Excerpted data

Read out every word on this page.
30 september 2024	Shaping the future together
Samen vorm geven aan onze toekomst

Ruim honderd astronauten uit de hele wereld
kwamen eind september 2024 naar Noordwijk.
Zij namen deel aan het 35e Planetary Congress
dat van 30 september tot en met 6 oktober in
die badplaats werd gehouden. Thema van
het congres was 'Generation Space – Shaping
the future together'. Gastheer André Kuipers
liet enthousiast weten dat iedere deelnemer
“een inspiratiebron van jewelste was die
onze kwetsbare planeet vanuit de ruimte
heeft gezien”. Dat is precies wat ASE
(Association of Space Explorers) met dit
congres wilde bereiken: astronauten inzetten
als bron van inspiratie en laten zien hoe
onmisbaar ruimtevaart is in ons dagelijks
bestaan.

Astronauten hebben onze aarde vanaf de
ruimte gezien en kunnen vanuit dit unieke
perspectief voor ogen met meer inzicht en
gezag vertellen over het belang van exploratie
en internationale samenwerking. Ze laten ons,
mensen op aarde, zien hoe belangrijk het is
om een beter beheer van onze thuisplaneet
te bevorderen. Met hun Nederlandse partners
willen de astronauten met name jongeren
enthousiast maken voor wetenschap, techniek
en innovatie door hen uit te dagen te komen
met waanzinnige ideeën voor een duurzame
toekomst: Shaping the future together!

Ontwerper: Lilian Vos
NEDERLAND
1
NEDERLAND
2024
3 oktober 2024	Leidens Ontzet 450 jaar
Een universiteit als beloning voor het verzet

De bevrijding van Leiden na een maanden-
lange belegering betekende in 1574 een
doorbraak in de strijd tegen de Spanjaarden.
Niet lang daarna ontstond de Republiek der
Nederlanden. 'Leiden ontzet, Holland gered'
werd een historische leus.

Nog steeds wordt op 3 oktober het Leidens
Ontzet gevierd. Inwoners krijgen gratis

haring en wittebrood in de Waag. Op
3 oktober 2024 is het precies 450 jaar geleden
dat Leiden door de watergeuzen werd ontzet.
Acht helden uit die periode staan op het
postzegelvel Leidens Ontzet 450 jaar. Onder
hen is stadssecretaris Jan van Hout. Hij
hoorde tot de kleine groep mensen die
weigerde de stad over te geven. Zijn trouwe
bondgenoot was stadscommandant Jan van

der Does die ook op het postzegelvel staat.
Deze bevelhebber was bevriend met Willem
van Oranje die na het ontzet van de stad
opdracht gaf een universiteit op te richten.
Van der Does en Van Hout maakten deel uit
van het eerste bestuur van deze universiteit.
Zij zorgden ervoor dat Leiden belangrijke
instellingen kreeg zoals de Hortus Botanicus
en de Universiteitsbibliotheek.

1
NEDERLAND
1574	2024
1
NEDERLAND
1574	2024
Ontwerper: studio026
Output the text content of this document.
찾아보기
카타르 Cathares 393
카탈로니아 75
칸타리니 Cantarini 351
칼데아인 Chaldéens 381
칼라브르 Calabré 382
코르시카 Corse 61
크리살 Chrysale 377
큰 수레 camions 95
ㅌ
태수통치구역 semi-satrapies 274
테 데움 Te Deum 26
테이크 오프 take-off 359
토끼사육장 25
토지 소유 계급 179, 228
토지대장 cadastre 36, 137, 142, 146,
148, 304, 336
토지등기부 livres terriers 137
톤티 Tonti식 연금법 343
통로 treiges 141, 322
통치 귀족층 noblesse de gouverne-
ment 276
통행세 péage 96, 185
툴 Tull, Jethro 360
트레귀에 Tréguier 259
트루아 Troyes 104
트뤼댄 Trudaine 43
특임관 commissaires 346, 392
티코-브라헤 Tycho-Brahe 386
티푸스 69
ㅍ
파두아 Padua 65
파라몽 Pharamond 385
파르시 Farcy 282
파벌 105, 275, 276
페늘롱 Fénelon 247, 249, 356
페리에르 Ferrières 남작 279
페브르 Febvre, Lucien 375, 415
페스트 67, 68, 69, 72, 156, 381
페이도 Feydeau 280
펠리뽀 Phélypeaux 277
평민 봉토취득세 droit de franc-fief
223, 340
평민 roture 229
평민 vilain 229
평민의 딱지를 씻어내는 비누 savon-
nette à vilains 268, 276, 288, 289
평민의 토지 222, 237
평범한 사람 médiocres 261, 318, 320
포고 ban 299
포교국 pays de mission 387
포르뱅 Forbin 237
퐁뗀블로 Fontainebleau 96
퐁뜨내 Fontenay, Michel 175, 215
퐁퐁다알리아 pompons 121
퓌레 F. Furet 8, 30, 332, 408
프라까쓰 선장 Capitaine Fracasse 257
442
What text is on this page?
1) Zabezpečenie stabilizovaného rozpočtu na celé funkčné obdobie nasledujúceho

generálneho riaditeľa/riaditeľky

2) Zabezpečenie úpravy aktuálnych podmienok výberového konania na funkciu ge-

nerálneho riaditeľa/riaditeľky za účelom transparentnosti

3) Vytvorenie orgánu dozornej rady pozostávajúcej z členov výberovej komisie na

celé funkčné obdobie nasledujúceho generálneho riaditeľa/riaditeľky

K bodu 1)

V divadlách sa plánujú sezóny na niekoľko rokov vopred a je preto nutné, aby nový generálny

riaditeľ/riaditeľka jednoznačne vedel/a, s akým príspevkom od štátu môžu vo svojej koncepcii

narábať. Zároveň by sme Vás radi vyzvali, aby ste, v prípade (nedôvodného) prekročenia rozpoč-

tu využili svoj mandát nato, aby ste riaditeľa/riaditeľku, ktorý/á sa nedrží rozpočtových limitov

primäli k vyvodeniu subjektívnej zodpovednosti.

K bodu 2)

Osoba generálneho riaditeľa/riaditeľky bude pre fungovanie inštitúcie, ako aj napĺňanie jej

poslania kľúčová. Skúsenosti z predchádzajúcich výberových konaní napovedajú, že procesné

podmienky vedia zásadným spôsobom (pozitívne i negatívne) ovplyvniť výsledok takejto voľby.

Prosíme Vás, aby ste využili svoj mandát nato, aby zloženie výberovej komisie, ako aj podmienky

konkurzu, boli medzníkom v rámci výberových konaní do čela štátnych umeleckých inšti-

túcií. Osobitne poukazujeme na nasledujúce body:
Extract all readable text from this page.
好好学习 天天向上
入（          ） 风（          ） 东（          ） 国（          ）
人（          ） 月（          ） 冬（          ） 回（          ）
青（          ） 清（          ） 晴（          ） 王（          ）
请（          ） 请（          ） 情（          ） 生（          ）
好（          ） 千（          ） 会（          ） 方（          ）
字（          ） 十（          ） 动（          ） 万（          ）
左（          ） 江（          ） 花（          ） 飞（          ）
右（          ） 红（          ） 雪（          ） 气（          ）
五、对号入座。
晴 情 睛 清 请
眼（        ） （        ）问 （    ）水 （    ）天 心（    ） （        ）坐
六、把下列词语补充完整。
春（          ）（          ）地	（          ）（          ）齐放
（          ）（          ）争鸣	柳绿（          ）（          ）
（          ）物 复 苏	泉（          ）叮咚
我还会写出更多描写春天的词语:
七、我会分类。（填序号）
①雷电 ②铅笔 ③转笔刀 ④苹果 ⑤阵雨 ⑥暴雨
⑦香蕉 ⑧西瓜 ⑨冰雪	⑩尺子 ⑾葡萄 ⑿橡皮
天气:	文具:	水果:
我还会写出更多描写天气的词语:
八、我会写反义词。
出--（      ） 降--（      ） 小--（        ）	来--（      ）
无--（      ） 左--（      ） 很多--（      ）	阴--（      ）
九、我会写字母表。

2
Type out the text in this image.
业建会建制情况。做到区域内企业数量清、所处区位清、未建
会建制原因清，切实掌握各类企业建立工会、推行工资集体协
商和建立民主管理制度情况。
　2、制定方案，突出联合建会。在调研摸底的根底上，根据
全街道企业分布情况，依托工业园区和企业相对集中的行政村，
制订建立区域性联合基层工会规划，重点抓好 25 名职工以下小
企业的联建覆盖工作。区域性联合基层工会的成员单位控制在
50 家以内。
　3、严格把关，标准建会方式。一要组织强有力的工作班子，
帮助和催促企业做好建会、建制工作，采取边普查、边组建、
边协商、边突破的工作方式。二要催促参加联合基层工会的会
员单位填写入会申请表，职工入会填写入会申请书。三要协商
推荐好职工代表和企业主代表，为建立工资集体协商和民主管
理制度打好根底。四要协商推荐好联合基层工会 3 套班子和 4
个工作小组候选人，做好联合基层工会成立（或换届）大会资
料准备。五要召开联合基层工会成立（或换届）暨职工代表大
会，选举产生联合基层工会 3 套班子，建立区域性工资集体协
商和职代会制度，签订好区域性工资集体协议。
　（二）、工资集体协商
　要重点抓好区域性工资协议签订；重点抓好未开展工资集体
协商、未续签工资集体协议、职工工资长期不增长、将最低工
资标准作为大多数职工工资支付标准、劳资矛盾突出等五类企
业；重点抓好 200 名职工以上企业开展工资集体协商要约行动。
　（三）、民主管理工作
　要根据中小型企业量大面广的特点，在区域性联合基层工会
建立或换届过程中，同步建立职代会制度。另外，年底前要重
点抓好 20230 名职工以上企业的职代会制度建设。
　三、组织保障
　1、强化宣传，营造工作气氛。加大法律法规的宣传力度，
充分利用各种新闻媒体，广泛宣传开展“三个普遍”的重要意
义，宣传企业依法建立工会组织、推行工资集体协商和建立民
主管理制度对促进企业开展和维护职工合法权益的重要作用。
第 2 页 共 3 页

Task directions
Identify and copy the lines holding the word "page".

Solution for this task
Read out every word on this page.
What text is on this page?
Extract all readable text from this page.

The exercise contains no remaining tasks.